Show, in full, each line of the data that contains "torques".

** START OF Items **

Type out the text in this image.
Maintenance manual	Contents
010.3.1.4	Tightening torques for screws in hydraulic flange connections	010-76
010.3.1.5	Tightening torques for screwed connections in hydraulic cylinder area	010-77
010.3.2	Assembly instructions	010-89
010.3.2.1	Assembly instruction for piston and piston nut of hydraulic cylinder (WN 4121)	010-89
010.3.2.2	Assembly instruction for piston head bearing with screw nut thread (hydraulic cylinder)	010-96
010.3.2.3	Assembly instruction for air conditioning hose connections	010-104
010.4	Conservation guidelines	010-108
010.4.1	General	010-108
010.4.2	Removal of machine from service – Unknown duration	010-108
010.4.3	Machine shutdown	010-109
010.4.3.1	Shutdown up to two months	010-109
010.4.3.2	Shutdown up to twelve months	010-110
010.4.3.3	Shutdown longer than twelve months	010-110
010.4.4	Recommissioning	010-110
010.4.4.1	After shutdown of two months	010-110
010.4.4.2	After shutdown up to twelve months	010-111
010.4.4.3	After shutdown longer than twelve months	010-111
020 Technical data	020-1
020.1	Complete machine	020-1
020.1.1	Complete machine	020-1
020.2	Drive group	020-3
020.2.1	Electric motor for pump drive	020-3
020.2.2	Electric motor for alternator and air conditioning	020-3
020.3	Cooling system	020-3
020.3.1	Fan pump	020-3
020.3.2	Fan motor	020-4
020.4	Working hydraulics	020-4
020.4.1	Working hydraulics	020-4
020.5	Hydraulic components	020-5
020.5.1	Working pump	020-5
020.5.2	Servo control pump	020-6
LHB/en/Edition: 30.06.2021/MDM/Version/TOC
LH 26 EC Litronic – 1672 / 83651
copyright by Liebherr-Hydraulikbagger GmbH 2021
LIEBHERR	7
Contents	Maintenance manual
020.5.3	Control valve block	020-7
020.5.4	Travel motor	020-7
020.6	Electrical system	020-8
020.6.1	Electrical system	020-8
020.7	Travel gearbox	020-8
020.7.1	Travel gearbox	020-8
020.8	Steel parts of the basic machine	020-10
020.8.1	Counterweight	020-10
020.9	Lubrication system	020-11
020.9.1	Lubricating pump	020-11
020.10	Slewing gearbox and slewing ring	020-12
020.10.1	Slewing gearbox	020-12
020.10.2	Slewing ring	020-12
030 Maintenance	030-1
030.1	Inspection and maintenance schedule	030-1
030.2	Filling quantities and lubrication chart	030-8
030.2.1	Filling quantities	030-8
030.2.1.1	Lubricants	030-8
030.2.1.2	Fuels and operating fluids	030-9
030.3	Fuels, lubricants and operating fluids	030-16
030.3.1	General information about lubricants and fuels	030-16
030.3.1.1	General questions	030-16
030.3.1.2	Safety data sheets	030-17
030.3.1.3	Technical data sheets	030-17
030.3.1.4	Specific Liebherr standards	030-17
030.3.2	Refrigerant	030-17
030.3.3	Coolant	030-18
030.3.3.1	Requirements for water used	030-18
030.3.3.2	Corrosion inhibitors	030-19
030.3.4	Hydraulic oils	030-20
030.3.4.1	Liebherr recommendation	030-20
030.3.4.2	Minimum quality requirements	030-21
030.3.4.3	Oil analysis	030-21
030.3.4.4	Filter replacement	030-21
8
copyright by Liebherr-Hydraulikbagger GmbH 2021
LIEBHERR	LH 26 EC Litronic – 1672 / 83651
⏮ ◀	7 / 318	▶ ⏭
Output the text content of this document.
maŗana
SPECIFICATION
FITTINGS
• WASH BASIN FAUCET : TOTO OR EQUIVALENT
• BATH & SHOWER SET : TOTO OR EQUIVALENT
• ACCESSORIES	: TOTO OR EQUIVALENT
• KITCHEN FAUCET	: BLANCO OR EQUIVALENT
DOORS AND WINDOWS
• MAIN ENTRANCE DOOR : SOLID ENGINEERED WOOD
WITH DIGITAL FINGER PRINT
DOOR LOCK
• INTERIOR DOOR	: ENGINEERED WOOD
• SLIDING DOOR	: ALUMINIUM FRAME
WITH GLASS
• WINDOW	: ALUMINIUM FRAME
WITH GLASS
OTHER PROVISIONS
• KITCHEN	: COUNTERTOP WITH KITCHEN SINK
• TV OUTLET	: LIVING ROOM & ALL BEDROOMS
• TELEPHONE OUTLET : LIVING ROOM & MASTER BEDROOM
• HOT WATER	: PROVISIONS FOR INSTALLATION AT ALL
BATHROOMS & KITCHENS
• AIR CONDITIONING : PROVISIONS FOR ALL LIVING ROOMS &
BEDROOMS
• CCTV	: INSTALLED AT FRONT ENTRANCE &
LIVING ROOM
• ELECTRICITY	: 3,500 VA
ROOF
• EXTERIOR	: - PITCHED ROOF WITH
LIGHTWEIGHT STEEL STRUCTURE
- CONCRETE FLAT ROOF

** END OF Items **

> _Reply_
010.3.1.4	Tightening torques for screws in hydraulic flange connections	010-76
010.3.1.5	Tightening torques for screwed connections in hydraulic cylinder area	010-77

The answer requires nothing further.